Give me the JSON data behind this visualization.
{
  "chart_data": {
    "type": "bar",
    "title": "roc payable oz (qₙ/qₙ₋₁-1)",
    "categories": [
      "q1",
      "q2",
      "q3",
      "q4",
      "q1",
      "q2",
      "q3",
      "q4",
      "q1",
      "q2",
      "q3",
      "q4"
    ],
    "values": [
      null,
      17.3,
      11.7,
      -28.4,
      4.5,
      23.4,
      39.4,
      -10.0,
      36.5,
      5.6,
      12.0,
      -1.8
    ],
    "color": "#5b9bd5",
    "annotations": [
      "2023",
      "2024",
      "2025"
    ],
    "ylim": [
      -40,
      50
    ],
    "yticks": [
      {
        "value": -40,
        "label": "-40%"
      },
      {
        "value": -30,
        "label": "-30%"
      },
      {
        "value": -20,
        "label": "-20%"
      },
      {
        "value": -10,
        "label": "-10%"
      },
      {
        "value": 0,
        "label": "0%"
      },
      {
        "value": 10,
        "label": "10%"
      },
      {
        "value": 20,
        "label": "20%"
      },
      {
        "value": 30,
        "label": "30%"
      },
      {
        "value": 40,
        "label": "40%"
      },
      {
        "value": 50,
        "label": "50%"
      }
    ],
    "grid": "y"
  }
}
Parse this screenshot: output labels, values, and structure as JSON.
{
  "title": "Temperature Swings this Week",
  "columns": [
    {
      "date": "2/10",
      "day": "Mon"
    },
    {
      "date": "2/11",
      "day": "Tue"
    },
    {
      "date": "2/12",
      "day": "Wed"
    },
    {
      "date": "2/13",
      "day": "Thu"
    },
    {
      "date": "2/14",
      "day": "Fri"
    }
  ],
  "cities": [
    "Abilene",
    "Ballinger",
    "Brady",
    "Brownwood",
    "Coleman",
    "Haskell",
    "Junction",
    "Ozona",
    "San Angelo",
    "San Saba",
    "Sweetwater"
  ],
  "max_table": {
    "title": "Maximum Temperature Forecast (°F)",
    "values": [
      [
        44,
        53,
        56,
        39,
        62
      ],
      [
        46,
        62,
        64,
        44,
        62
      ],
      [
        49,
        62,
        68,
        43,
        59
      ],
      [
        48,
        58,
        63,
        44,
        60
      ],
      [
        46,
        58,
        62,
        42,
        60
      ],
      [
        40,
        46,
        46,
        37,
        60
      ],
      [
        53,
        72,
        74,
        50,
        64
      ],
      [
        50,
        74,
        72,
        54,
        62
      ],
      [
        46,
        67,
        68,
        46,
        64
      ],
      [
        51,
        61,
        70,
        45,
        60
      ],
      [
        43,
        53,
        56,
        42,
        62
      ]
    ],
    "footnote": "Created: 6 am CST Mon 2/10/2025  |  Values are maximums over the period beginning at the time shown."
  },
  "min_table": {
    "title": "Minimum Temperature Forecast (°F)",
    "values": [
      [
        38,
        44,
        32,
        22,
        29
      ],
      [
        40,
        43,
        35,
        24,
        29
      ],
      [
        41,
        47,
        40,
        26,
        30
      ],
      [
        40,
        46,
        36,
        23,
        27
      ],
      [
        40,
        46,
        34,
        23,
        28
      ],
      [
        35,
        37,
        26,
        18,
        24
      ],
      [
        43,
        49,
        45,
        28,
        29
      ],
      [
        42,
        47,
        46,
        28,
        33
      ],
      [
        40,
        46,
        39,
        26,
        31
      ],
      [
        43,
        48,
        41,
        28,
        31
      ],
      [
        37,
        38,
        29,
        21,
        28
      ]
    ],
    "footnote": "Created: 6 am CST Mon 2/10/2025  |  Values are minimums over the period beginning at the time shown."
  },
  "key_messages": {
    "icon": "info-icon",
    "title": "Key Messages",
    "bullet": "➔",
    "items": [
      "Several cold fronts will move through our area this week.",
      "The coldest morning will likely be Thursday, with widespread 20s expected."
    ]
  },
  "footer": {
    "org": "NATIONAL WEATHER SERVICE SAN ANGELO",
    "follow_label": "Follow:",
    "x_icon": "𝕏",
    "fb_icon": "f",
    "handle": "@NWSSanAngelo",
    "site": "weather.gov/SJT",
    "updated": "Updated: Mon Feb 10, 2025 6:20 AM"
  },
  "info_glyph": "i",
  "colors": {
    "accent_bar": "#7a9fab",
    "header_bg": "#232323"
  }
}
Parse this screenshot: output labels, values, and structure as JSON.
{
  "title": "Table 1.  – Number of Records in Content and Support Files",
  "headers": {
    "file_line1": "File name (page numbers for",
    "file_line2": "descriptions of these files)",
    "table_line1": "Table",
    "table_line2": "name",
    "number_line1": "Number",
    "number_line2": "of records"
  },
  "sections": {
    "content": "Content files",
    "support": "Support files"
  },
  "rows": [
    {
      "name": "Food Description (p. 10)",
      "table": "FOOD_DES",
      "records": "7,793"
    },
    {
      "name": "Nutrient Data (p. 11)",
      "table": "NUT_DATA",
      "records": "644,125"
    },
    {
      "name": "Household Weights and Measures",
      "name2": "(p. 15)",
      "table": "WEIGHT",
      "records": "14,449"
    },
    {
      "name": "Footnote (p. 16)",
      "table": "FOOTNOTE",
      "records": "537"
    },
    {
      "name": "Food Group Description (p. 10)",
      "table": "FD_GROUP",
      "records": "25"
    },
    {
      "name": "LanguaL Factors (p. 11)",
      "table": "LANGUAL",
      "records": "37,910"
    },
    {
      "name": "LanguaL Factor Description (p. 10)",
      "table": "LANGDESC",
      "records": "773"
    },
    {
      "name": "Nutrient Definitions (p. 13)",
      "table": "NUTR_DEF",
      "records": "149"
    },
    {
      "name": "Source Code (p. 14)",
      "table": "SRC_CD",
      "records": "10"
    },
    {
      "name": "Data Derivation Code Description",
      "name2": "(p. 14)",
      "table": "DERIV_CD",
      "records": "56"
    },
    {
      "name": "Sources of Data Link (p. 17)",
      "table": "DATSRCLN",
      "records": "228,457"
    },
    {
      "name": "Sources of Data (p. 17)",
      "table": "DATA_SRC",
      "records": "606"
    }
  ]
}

• _Task description_
Repeat all of the entries exactly.

• _Written answer_
Give me the JSON data behind this visualization.
{
  "chart_data": {
    "type": "bar",
    "title": "roc payable oz (qₙ/qₙ₋₁-1)",
    "categories": [
      "q1",
      "q2",
      "q3",
      "q4",
      "q1",
      "q2",
      "q3",
      "q4",
      "q1",
      "q2",
      "q3",
      "q4"
    ],
    "values": [
      null,
      17.3,
      11.7,
      -28.4,
      4.5,
      23.4,
      39.4,
      -10.0,
      36.5,
      5.6,
      12.0,
      -1.8
    ],
    "color": "#5b9bd5",
    "annotations": [
      "2023",
      "2024",
      "2025"
    ],
    "ylim": [
      -40,
      50
    ],
    "yticks": [
      {
        "value": -40,
        "label": "-40%"
      },
      {
        "value": -30,
        "label": "-30%"
      },
      {
        "value": -20,
        "label": "-20%"
      },
      {
        "value": -10,
        "label": "-10%"
      },
      {
        "value": 0,
        "label": "0%"
      },
      {
        "value": 10,
        "label": "10%"
      },
      {
        "value": 20,
        "label": "20%"
      },
      {
        "value": 30,
        "label": "30%"
      },
      {
        "value": 40,
        "label": "40%"
      },
      {
        "value": 50,
        "label": "50%"
      }
    ],
    "grid": "y"
  }
}
Parse this screenshot: output labels, values, and structure as JSON.
{
  "title": "Temperature Swings this Week",
  "columns": [
    {
      "date": "2/10",
      "day": "Mon"
    },
    {
      "date": "2/11",
      "day": "Tue"
    },
    {
      "date": "2/12",
      "day": "Wed"
    },
    {
      "date": "2/13",
      "day": "Thu"
    },
    {
      "date": "2/14",
      "day": "Fri"
    }
  ],
  "cities": [
    "Abilene",
    "Ballinger",
    "Brady",
    "Brownwood",
    "Coleman",
    "Haskell",
    "Junction",
    "Ozona",
    "San Angelo",
    "San Saba",
    "Sweetwater"
  ],
  "max_table": {
    "title": "Maximum Temperature Forecast (°F)",
    "values": [
      [
        44,
        53,
        56,
        39,
        62
      ],
      [
        46,
        62,
        64,
        44,
        62
      ],
      [
        49,
        62,
        68,
        43,
        59
      ],
      [
        48,
        58,
        63,
        44,
        60
      ],
      [
        46,
        58,
        62,
        42,
        60
      ],
      [
        40,
        46,
        46,
        37,
        60
      ],
      [
        53,
        72,
        74,
        50,
        64
      ],
      [
        50,
        74,
        72,
        54,
        62
      ],
      [
        46,
        67,
        68,
        46,
        64
      ],
      [
        51,
        61,
        70,
        45,
        60
      ],
      [
        43,
        53,
        56,
        42,
        62
      ]
    ],
    "footnote": "Created: 6 am CST Mon 2/10/2025  |  Values are maximums over the period beginning at the time shown."
  },
  "min_table": {
    "title": "Minimum Temperature Forecast (°F)",
    "values": [
      [
        38,
        44,
        32,
        22,
        29
      ],
      [
        40,
        43,
        35,
        24,
        29
      ],
      [
        41,
        47,
        40,
        26,
        30
      ],
      [
        40,
        46,
        36,
        23,
        27
      ],
      [
        40,
        46,
        34,
        23,
        28
      ],
      [
        35,
        37,
        26,
        18,
        24
      ],
      [
        43,
        49,
        45,
        28,
        29
      ],
      [
        42,
        47,
        46,
        28,
        33
      ],
      [
        40,
        46,
        39,
        26,
        31
      ],
      [
        43,
        48,
        41,
        28,
        31
      ],
      [
        37,
        38,
        29,
        21,
        28
      ]
    ],
    "footnote": "Created: 6 am CST Mon 2/10/2025  |  Values are minimums over the period beginning at the time shown."
  },
  "key_messages": {
    "icon": "info-icon",
    "title": "Key Messages",
    "bullet": "➔",
    "items": [
      "Several cold fronts will move through our area this week.",
      "The coldest morning will likely be Thursday, with widespread 20s expected."
    ]
  },
  "footer": {
    "org": "NATIONAL WEATHER SERVICE SAN ANGELO",
    "follow_label": "Follow:",
    "x_icon": "𝕏",
    "fb_icon": "f",
    "handle": "@NWSSanAngelo",
    "site": "weather.gov/SJT",
    "updated": "Updated: Mon Feb 10, 2025 6:20 AM"
  },
  "info_glyph": "i",
  "colors": {
    "accent_bar": "#7a9fab",
    "header_bg": "#232323"
  }
}
Parse this screenshot: output labels, values, and structure as JSON.
{
  "title": "Table 1.  – Number of Records in Content and Support Files",
  "headers": {
    "file_line1": "File name (page numbers for",
    "file_line2": "descriptions of these files)",
    "table_line1": "Table",
    "table_line2": "name",
    "number_line1": "Number",
    "number_line2": "of records"
  },
  "sections": {
    "content": "Content files",
    "support": "Support files"
  },
  "rows": [
    {
      "name": "Food Description (p. 10)",
      "table": "FOOD_DES",
      "records": "7,793"
    },
    {
      "name": "Nutrient Data (p. 11)",
      "table": "NUT_DATA",
      "records": "644,125"
    },
    {
      "name": "Household Weights and Measures",
      "name2": "(p. 15)",
      "table": "WEIGHT",
      "records": "14,449"
    },
    {
      "name": "Footnote (p. 16)",
      "table": "FOOTNOTE",
      "records": "537"
    },
    {
      "name": "Food Group Description (p. 10)",
      "table": "FD_GROUP",
      "records": "25"
    },
    {
      "name": "LanguaL Factors (p. 11)",
      "table": "LANGUAL",
      "records": "37,910"
    },
    {
      "name": "LanguaL Factor Description (p. 10)",
      "table": "LANGDESC",
      "records": "773"
    },
    {
      "name": "Nutrient Definitions (p. 13)",
      "table": "NUTR_DEF",
      "records": "149"
    },
    {
      "name": "Source Code (p. 14)",
      "table": "SRC_CD",
      "records": "10"
    },
    {
      "name": "Data Derivation Code Description",
      "name2": "(p. 14)",
      "table": "DERIV_CD",
      "records": "56"
    },
    {
      "name": "Sources of Data Link (p. 17)",
      "table": "DATSRCLN",
      "records": "228,457"
    },
    {
      "name": "Sources of Data (p. 17)",
      "table": "DATA_SRC",
      "records": "606"
    }
  ]
}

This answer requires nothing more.